## BEGIN Dataset content

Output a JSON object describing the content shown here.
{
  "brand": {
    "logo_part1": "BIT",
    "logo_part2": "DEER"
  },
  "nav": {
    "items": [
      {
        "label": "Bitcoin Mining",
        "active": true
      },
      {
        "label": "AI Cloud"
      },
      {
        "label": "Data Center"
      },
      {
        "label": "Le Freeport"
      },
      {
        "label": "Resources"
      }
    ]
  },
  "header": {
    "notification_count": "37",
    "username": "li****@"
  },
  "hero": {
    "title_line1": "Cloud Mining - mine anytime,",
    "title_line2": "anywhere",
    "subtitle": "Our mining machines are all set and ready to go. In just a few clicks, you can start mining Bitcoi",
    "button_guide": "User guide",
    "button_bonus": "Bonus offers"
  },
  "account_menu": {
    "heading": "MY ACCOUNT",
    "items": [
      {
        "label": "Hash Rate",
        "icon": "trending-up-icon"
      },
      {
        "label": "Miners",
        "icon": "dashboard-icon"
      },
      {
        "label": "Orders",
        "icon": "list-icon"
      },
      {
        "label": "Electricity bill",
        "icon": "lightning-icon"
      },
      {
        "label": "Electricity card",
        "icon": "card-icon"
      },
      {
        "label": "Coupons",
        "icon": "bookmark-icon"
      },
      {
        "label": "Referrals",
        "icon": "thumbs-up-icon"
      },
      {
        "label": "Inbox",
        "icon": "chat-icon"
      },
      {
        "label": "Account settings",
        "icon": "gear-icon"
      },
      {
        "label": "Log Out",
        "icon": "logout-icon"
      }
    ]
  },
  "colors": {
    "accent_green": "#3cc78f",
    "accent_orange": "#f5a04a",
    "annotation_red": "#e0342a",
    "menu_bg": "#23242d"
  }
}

## END Dataset content

◆ Task requirements: Return every line of the material exactly.

◆ Written response:
Output a JSON object describing the content shown here.
{
  "brand": {
    "logo_part1": "BIT",
    "logo_part2": "DEER"
  },
  "nav": {
    "items": [
      {
        "label": "Bitcoin Mining",
        "active": true
      },
      {
        "label": "AI Cloud"
      },
      {
        "label": "Data Center"
      },
      {
        "label": "Le Freeport"
      },
      {
        "label": "Resources"
      }
    ]
  },
  "header": {
    "notification_count": "37",
    "username": "li****@"
  },
  "hero": {
    "title_line1": "Cloud Mining - mine anytime,",
    "title_line2": "anywhere",
    "subtitle": "Our mining machines are all set and ready to go. In just a few clicks, you can start mining Bitcoi",
    "button_guide": "User guide",
    "button_bonus": "Bonus offers"
  },
  "account_menu": {
    "heading": "MY ACCOUNT",
    "items": [
      {
        "label": "Hash Rate",
        "icon": "trending-up-icon"
      },
      {
        "label": "Miners",
        "icon": "dashboard-icon"
      },
      {
        "label": "Orders",
        "icon": "list-icon"
      },
      {
        "label": "Electricity bill",
        "icon": "lightning-icon"
      },
      {
        "label": "Electricity card",
        "icon": "card-icon"
      },
      {
        "label": "Coupons",
        "icon": "bookmark-icon"
      },
      {
        "label": "Referrals",
        "icon": "thumbs-up-icon"
      },
      {
        "label": "Inbox",
        "icon": "chat-icon"
      },
      {
        "label": "Account settings",
        "icon": "gear-icon"
      },
      {
        "label": "Log Out",
        "icon": "logout-icon"
      }
    ]
  },
  "colors": {
    "accent_green": "#3cc78f",
    "accent_orange": "#f5a04a",
    "annotation_red": "#e0342a",
    "menu_bg": "#23242d"
  }
}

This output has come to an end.